▸ **Objective**: Repeat what the lines below say, word for word, and skip every image.

## start Extracted material

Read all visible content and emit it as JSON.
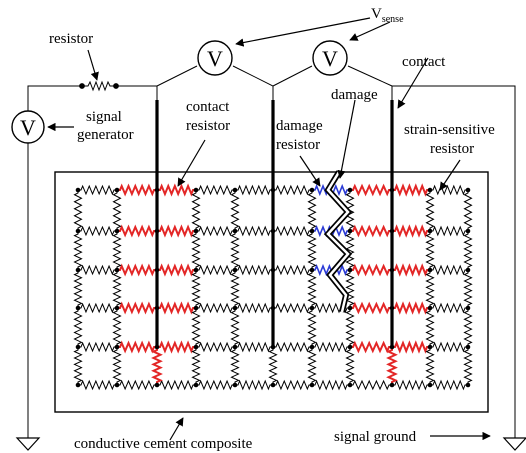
{
  "labels": {
    "resistor": "resistor",
    "signal_generator_line1": "signal",
    "signal_generator_line2": "generator",
    "contact_resistor_line1": "contact",
    "contact_resistor_line2": "resistor",
    "damage_resistor_line1": "damage",
    "damage_resistor_line2": "resistor",
    "damage": "damage",
    "contact": "contact",
    "strain_sensitive_line1": "strain-sensitive",
    "strain_sensitive_line2": "resistor",
    "vsense_main": "V",
    "vsense_sub": "sense",
    "composite": "conductive cement composite",
    "signal_ground": "signal ground",
    "voltmeter_symbol": "V"
  },
  "colors": {
    "ink": "#000000",
    "contact_resistor": "#e32626",
    "damage_resistor": "#2b3bd6",
    "crack_fill": "#ffffff"
  },
  "grid": {
    "columns": 11,
    "rows": 6,
    "electrode_columns": [
      2,
      5,
      8
    ]
  }
}
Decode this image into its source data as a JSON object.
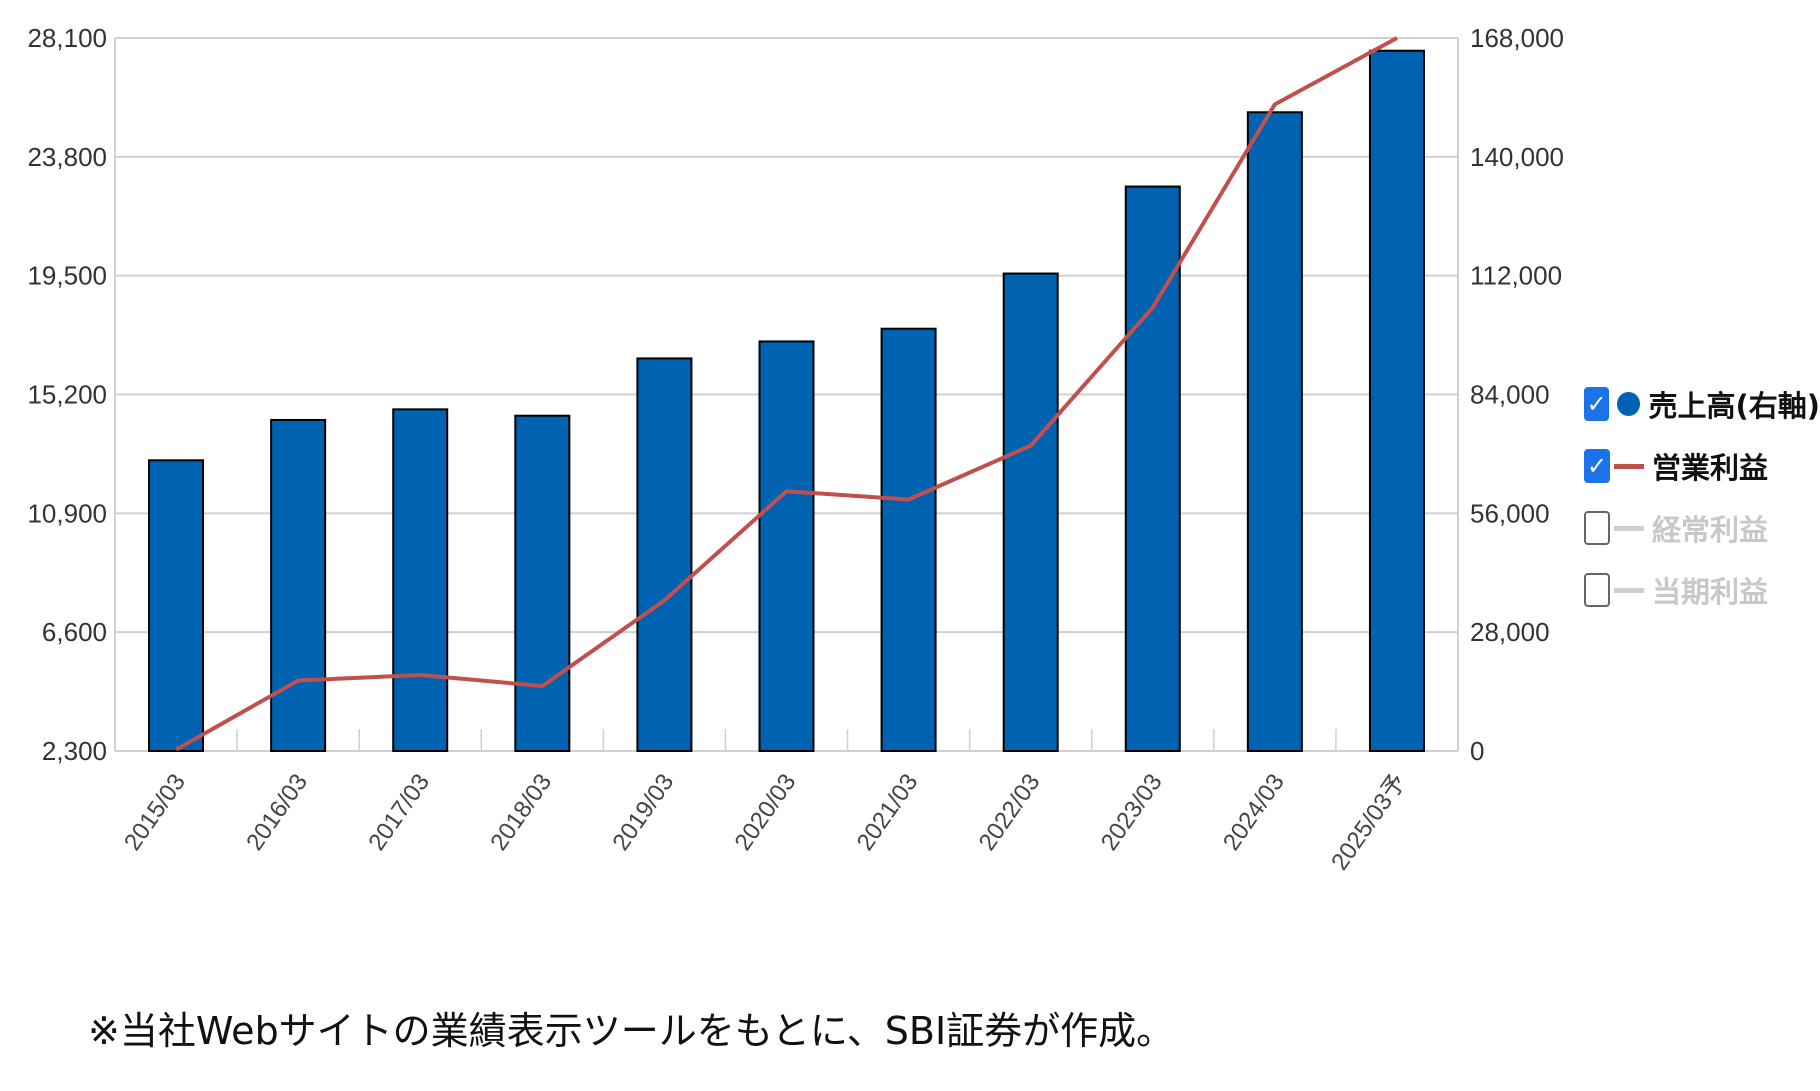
{
  "chart_data": {
    "type": "bar",
    "categories": [
      "2015/03",
      "2016/03",
      "2017/03",
      "2018/03",
      "2019/03",
      "2020/03",
      "2021/03",
      "2022/03",
      "2023/03",
      "2024/03",
      "2025/03予"
    ],
    "series": [
      {
        "name": "売上高(右軸)",
        "type": "bar",
        "axis": "right",
        "color": "#0063b1",
        "values": [
          68500,
          78000,
          80500,
          79000,
          92500,
          96500,
          99500,
          112500,
          133000,
          150500,
          165000
        ]
      },
      {
        "name": "営業利益",
        "type": "line",
        "axis": "left",
        "color": "#c0504d",
        "values": [
          2350,
          4850,
          5050,
          4650,
          7750,
          11700,
          11400,
          13350,
          18350,
          25700,
          28100
        ]
      }
    ],
    "left_axis": {
      "ylim": [
        2300,
        28100
      ],
      "ticks": [
        "2,300",
        "6,600",
        "10,900",
        "15,200",
        "19,500",
        "23,800",
        "28,100"
      ]
    },
    "right_axis": {
      "ylim": [
        0,
        168000
      ],
      "ticks": [
        "0",
        "28,000",
        "56,000",
        "84,000",
        "112,000",
        "140,000",
        "168,000"
      ]
    },
    "grid": true,
    "legend_position": "right"
  },
  "legend": [
    {
      "label": "売上高(右軸)",
      "checked": true,
      "symbol": "dot",
      "color": "#0063b1"
    },
    {
      "label": "営業利益",
      "checked": true,
      "symbol": "line",
      "color": "#c0504d"
    },
    {
      "label": "経常利益",
      "checked": false,
      "symbol": "line",
      "color": "#cfcfcf"
    },
    {
      "label": "当期利益",
      "checked": false,
      "symbol": "line",
      "color": "#cfcfcf"
    }
  ],
  "footnote": "※当社Webサイトの業績表示ツールをもとに、SBI証券が作成。"
}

## end Extracted material

▸ **The output**:
Read all visible content and emit it as JSON.
{
  "labels": {
    "resistor": "resistor",
    "signal_generator_line1": "signal",
    "signal_generator_line2": "generator",
    "contact_resistor_line1": "contact",
    "contact_resistor_line2": "resistor",
    "damage_resistor_line1": "damage",
    "damage_resistor_line2": "resistor",
    "damage": "damage",
    "contact": "contact",
    "strain_sensitive_line1": "strain-sensitive",
    "strain_sensitive_line2": "resistor",
    "vsense_main": "V",
    "vsense_sub": "sense",
    "composite": "conductive cement composite",
    "signal_ground": "signal ground",
    "voltmeter_symbol": "V"
  },
  "colors": {
    "ink": "#000000",
    "contact_resistor": "#e32626",
    "damage_resistor": "#2b3bd6",
    "crack_fill": "#ffffff"
  },
  "grid": {
    "columns": 11,
    "rows": 6,
    "electrode_columns": [
      2,
      5,
      8
    ]
  }
}
Decode this image into its source data as a JSON object.
{
  "chart_data": {
    "type": "bar",
    "categories": [
      "2015/03",
      "2016/03",
      "2017/03",
      "2018/03",
      "2019/03",
      "2020/03",
      "2021/03",
      "2022/03",
      "2023/03",
      "2024/03",
      "2025/03予"
    ],
    "series": [
      {
        "name": "売上高(右軸)",
        "type": "bar",
        "axis": "right",
        "color": "#0063b1",
        "values": [
          68500,
          78000,
          80500,
          79000,
          92500,
          96500,
          99500,
          112500,
          133000,
          150500,
          165000
        ]
      },
      {
        "name": "営業利益",
        "type": "line",
        "axis": "left",
        "color": "#c0504d",
        "values": [
          2350,
          4850,
          5050,
          4650,
          7750,
          11700,
          11400,
          13350,
          18350,
          25700,
          28100
        ]
      }
    ],
    "left_axis": {
      "ylim": [
        2300,
        28100
      ],
      "ticks": [
        "2,300",
        "6,600",
        "10,900",
        "15,200",
        "19,500",
        "23,800",
        "28,100"
      ]
    },
    "right_axis": {
      "ylim": [
        0,
        168000
      ],
      "ticks": [
        "0",
        "28,000",
        "56,000",
        "84,000",
        "112,000",
        "140,000",
        "168,000"
      ]
    },
    "grid": true,
    "legend_position": "right"
  },
  "legend": [
    {
      "label": "売上高(右軸)",
      "checked": true,
      "symbol": "dot",
      "color": "#0063b1"
    },
    {
      "label": "営業利益",
      "checked": true,
      "symbol": "line",
      "color": "#c0504d"
    },
    {
      "label": "経常利益",
      "checked": false,
      "symbol": "line",
      "color": "#cfcfcf"
    },
    {
      "label": "当期利益",
      "checked": false,
      "symbol": "line",
      "color": "#cfcfcf"
    }
  ],
  "footnote": "※当社Webサイトの業績表示ツールをもとに、SBI証券が作成。"
}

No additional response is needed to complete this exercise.